▸ **TASK INSTRUCTIONS**
Reproduce every line of the records below word for word, keeping their original order.

══ DATA SHOWN

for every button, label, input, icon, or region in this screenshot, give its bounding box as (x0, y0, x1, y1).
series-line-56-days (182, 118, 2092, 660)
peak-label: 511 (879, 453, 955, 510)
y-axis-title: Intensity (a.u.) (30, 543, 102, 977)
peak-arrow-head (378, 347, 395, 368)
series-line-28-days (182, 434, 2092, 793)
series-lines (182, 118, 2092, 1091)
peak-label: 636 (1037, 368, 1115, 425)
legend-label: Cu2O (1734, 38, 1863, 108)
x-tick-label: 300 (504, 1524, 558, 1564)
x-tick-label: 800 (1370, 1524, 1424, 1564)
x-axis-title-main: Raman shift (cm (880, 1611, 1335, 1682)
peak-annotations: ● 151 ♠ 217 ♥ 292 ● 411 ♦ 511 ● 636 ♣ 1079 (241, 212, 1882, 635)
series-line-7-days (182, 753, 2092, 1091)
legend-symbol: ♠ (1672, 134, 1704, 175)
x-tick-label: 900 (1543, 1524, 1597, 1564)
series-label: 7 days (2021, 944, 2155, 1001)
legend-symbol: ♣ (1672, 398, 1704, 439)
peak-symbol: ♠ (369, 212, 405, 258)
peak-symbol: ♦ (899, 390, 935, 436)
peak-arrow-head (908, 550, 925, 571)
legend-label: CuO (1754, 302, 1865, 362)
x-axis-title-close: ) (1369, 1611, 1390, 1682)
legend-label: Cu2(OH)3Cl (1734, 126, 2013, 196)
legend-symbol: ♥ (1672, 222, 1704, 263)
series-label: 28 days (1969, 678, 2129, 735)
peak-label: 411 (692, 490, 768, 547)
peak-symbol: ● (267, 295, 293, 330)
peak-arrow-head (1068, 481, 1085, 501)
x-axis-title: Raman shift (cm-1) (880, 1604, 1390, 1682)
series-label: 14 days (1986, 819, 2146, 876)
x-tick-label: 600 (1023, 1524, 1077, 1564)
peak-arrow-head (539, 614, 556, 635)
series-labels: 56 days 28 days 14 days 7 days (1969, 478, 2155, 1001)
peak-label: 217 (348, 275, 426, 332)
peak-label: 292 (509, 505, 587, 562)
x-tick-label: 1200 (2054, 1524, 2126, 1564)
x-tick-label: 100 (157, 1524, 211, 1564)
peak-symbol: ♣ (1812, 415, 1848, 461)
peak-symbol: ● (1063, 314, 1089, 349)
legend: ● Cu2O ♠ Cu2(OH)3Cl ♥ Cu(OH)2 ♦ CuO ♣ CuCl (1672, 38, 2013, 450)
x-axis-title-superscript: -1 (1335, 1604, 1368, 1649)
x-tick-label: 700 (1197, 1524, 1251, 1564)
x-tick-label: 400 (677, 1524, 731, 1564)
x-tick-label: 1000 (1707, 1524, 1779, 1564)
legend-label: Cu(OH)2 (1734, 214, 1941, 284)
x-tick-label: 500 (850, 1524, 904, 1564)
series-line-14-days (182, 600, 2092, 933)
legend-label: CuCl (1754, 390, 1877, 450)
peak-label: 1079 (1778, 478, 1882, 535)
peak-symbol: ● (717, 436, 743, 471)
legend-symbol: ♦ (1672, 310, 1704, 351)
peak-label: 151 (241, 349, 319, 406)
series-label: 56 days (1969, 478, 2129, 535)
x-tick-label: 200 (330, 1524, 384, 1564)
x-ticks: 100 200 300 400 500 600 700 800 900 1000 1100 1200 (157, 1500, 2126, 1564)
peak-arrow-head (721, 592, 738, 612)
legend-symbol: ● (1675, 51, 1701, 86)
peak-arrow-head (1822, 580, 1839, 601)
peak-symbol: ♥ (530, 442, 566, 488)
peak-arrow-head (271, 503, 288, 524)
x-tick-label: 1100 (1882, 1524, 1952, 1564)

════

▸ **COMPLETED TASK**
for every button, label, input, icon, or region in this screenshot, give its bounding box as (x0, y0, x1, y1).
series-line-56-days (182, 118, 2092, 660)
peak-label: 511 (879, 453, 955, 510)
y-axis-title: Intensity (a.u.) (30, 543, 102, 977)
peak-arrow-head (378, 347, 395, 368)
series-line-28-days (182, 434, 2092, 793)
series-lines (182, 118, 2092, 1091)
peak-label: 636 (1037, 368, 1115, 425)
legend-label: Cu2O (1734, 38, 1863, 108)
x-tick-label: 300 (504, 1524, 558, 1564)
x-tick-label: 800 (1370, 1524, 1424, 1564)
x-axis-title-main: Raman shift (cm (880, 1611, 1335, 1682)
peak-annotations: ● 151 ♠ 217 ♥ 292 ● 411 ♦ 511 ● 636 ♣ 1079 (241, 212, 1882, 635)
series-line-7-days (182, 753, 2092, 1091)
legend-symbol: ♠ (1672, 134, 1704, 175)
x-tick-label: 900 (1543, 1524, 1597, 1564)
series-label: 7 days (2021, 944, 2155, 1001)
legend-symbol: ♣ (1672, 398, 1704, 439)
peak-symbol: ♠ (369, 212, 405, 258)
peak-symbol: ♦ (899, 390, 935, 436)
peak-arrow-head (908, 550, 925, 571)
legend-label: CuO (1754, 302, 1865, 362)
x-axis-title-close: ) (1369, 1611, 1390, 1682)
legend-label: Cu2(OH)3Cl (1734, 126, 2013, 196)
legend-symbol: ♥ (1672, 222, 1704, 263)
series-label: 28 days (1969, 678, 2129, 735)
peak-label: 411 (692, 490, 768, 547)
peak-symbol: ● (267, 295, 293, 330)
peak-arrow-head (1068, 481, 1085, 501)
x-axis-title: Raman shift (cm-1) (880, 1604, 1390, 1682)
series-label: 14 days (1986, 819, 2146, 876)
x-tick-label: 600 (1023, 1524, 1077, 1564)
peak-arrow-head (539, 614, 556, 635)
series-labels: 56 days 28 days 14 days 7 days (1969, 478, 2155, 1001)
peak-label: 217 (348, 275, 426, 332)
peak-label: 292 (509, 505, 587, 562)
x-tick-label: 1200 (2054, 1524, 2126, 1564)
x-tick-label: 100 (157, 1524, 211, 1564)
peak-symbol: ♣ (1812, 415, 1848, 461)
peak-symbol: ● (1063, 314, 1089, 349)
legend: ● Cu2O ♠ Cu2(OH)3Cl ♥ Cu(OH)2 ♦ CuO ♣ CuCl (1672, 38, 2013, 450)
x-axis-title-superscript: -1 (1335, 1604, 1368, 1649)
x-tick-label: 700 (1197, 1524, 1251, 1564)
x-tick-label: 400 (677, 1524, 731, 1564)
x-tick-label: 1000 (1707, 1524, 1779, 1564)
legend-label: Cu(OH)2 (1734, 214, 1941, 284)
x-tick-label: 500 (850, 1524, 904, 1564)
series-line-14-days (182, 600, 2092, 933)
legend-label: CuCl (1754, 390, 1877, 450)
peak-label: 1079 (1778, 478, 1882, 535)
peak-symbol: ● (717, 436, 743, 471)
legend-symbol: ♦ (1672, 310, 1704, 351)
peak-label: 151 (241, 349, 319, 406)
series-label: 56 days (1969, 478, 2129, 535)
x-tick-label: 200 (330, 1524, 384, 1564)
x-ticks: 100 200 300 400 500 600 700 800 900 1000 1100 1200 (157, 1500, 2126, 1564)
peak-arrow-head (721, 592, 738, 612)
legend-symbol: ● (1675, 51, 1701, 86)
peak-arrow-head (1822, 580, 1839, 601)
peak-symbol: ♥ (530, 442, 566, 488)
peak-arrow-head (271, 503, 288, 524)
x-tick-label: 1100 (1882, 1524, 1952, 1564)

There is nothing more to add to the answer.